2021-02-11 20:02:24 | 防衛・安全保障
■世界の防衛,最新論点
 世界初のF-35B,即ち第五世代戦闘機運用に特化した強力な航空母艦が作戦運用への第一歩を進みました。

 イギリス海軍第一海軍卿トニーラダキン提督は2021年1月30日付で新しいイギリス海軍旗艦を空母クイーンエリザベスとした旨を発表しました。30日、海軍旗艦旗と将旗はイギリス海軍旗艦アルビオンから静かに降ろされ、最新鋭空母クイーンエリザベスへと移されています。アルビオンはアルビオン級揚陸艦の一番艦、東京に入港した事で有名です。

 クイーンエリザベスはインヴィンシブル級空母の後継艦として建造されましたが、インヴィンシブル級空母の三倍という巨艦となるとともに建造計画に遅れが在り、一番艦竣工時にはインヴィンシブル級3隻全てが除籍、その後はコマンドー空母である揚陸艦オーシャンがイギリス海軍旗艦となっていましたが老朽化で除籍、ブラジルへ売却されています。

 イギリス海軍旗艦は伝統的な任務であり、第二次世界大戦後では永らくイギリスが最後に建造し第二次世界大戦に間に合わなかった戦艦ヴァンガードが充てられていた事でも知られますが、空母クイーンエリザベスは満載排水量6万5000tとイギリス海軍史上最大の艦艇でもあり、名実ともにイギリス海軍を象徴する旗艦として世界の海に臨む事となります。

 空母クイーンエリザベス、アジア地域回航へ。イギリス海軍は最新鋭の航空母艦を国際公序の維持と継続へ展開させるとともに、イギリス海軍旗艦の任務を揚陸艦アルビオンから空母クイーンエリザベスへ遷し、文字通りイギリス海軍の象徴的な艦艇となりました。2017年に竣工した本艦は2021年、艦載機F-35Bをふくめて作戦即応能力を獲得しました。

 アジア方面へ回航する。日本とイギリスは包括安全保障協力協定を締結しており、この准同盟国というべきイギリスの航空母艦がどの程度の能力を有しているか、という視点は大きな関心事でしょう。大きさでは、ニミッツ級原子力空母とアメリカ級強襲揚陸艦の真ん中程度の大きさ、いずも型護衛艦の二倍以上というかなり大型の艦艇となっています。

......

問題 —
1 – 空母クイーンエリザベスの記事のうち、「空母クイーンエリザベス、アジ」から「作戦即応能力を獲得しました。」に至るまでの全文を、一字も変えずに返してください。
2 – 空母クイーンエリザベスの記事で、イギリス海軍旗艦を務めた、または務めることになったとされている艦はどれですか。すべて挙げてください。

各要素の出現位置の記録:

......

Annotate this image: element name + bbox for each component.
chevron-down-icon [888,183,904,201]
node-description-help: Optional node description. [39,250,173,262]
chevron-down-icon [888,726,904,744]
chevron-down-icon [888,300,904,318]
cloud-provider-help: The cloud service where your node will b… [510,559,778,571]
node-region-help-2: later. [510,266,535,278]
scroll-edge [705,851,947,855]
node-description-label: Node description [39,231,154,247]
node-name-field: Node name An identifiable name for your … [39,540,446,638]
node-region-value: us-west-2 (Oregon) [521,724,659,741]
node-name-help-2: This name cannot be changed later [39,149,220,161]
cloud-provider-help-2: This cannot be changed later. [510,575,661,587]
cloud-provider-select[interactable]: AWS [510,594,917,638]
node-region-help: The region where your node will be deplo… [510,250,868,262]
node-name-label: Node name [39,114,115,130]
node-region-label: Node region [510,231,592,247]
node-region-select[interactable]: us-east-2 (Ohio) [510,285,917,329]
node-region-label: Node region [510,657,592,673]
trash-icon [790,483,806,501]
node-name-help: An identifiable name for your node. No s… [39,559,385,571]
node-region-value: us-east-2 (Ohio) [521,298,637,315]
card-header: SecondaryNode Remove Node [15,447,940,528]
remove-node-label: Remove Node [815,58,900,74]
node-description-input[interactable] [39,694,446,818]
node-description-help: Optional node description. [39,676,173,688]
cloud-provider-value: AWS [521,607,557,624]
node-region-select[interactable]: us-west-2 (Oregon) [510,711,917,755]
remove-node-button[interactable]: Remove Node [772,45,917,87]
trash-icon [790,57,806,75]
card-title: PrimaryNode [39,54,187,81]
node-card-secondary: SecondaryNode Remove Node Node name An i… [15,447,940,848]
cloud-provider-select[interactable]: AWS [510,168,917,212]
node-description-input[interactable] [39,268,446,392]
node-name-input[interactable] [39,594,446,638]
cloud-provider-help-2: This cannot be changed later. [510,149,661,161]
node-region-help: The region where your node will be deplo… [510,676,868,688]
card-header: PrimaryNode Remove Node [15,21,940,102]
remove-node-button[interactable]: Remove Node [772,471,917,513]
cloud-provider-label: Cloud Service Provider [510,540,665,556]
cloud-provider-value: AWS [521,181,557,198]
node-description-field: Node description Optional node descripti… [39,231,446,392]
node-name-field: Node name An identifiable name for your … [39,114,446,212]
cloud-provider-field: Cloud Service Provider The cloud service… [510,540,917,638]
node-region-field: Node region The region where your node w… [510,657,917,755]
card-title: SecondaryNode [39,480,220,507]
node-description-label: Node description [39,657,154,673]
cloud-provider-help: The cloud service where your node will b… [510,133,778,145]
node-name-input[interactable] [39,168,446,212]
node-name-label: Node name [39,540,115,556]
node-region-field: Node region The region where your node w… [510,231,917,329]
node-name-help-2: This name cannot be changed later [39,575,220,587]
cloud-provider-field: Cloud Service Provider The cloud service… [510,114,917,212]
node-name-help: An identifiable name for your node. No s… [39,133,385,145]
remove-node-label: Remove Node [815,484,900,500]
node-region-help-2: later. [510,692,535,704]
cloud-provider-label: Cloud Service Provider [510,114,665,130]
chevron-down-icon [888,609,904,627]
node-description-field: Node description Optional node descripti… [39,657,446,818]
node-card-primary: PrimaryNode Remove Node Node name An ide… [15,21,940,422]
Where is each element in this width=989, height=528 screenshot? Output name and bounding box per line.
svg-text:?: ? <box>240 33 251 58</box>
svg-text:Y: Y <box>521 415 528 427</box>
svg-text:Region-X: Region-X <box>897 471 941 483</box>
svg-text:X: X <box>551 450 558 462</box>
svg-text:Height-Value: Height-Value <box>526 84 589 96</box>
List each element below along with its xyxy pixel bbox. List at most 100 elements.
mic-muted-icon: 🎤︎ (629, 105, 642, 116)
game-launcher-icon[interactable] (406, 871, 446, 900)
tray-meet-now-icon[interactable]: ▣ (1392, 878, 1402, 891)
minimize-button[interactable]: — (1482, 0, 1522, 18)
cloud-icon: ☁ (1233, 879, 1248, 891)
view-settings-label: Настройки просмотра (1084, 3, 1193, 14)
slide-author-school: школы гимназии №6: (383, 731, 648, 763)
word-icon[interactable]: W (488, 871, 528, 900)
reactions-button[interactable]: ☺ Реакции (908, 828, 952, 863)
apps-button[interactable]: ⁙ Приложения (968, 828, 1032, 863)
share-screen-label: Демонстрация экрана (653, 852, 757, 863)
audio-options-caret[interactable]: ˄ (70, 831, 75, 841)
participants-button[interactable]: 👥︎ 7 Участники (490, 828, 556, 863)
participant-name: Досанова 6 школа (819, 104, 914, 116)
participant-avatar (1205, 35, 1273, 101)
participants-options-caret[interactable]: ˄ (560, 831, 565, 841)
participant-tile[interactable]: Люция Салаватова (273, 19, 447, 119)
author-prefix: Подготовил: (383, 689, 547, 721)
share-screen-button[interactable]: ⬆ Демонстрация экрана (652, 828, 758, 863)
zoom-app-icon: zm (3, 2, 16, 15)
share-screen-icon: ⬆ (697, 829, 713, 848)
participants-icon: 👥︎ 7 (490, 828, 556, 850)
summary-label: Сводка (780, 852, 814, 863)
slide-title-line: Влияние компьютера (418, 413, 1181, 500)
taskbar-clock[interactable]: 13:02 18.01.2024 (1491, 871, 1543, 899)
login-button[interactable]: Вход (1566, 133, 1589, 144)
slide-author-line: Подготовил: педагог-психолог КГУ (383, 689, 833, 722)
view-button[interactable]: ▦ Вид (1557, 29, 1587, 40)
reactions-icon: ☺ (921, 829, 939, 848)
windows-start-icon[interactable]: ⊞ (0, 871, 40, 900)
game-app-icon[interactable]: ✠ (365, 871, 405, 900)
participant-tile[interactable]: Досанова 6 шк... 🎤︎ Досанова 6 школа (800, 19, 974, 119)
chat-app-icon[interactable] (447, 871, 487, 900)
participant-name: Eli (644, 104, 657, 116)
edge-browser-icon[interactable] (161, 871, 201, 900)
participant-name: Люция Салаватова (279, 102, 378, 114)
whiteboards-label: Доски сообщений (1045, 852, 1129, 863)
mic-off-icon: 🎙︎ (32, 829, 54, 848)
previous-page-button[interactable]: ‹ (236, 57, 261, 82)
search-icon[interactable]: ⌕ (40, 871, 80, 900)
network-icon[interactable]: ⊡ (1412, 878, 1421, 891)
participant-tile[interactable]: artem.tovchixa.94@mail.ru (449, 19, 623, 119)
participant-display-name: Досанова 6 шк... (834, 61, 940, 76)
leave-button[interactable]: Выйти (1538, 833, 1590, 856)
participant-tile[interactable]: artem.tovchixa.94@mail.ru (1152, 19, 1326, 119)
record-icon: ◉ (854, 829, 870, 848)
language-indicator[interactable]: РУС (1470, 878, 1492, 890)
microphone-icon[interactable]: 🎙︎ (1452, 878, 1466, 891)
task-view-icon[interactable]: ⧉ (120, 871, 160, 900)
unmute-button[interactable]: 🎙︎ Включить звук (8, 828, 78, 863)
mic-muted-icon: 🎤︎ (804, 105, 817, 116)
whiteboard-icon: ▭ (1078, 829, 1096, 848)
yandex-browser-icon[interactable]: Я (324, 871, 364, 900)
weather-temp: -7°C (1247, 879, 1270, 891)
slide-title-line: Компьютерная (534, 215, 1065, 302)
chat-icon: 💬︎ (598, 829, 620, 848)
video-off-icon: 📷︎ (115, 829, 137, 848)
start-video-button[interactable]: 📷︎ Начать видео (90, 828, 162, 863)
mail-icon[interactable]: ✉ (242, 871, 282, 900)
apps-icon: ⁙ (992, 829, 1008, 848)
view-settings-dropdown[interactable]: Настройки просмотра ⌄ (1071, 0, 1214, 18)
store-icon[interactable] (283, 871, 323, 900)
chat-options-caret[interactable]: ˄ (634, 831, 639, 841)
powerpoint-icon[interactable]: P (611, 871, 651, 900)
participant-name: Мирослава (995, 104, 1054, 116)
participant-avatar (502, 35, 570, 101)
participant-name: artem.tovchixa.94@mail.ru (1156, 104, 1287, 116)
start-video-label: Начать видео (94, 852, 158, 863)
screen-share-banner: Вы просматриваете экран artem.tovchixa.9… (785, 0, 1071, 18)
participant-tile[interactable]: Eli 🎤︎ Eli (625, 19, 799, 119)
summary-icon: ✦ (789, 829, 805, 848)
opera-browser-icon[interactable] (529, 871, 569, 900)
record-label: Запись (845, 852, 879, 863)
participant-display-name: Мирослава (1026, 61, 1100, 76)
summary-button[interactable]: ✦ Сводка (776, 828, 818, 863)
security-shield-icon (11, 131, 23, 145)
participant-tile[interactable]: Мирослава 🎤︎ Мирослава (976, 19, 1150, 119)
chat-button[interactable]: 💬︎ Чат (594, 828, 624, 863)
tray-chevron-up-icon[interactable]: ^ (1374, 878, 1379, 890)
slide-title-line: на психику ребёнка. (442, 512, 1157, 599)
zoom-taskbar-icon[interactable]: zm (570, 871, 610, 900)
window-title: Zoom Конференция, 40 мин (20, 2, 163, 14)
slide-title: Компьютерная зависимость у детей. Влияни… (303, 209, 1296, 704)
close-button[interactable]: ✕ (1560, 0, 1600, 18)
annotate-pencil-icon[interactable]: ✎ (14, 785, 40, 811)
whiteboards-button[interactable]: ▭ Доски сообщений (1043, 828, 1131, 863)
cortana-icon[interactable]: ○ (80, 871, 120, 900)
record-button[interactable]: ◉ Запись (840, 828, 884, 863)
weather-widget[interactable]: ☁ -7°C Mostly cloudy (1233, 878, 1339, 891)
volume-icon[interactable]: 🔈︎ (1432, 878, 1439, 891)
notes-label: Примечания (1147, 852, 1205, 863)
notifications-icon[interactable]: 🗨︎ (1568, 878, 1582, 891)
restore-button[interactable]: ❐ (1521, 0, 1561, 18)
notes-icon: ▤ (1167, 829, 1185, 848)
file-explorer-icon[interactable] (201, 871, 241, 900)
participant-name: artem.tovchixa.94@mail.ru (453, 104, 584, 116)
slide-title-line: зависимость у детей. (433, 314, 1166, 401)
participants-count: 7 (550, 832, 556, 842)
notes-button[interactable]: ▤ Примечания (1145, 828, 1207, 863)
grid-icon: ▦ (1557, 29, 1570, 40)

......

各問の解答 —
1 –
空母クイーンエリザベス、アジア地域回航へ。イギリス海軍は最新鋭の航空母艦を国際公序の維持と継続へ展開させるとともに、イギリス海軍旗艦の任務を揚陸艦アルビオンから空母クイーンエリザベスへ遷し、文字通りイギリス海軍の象徴的な艦艇となりました。2017年に竣工した本艦は2021年、艦載機F-35Bをふくめて作戦即応能力を獲得しました。

2 –
- 戦艦ヴァンガード
- 揚陸艦オーシャン
- 揚陸艦アルビオン
- 空母クイーンエリザベス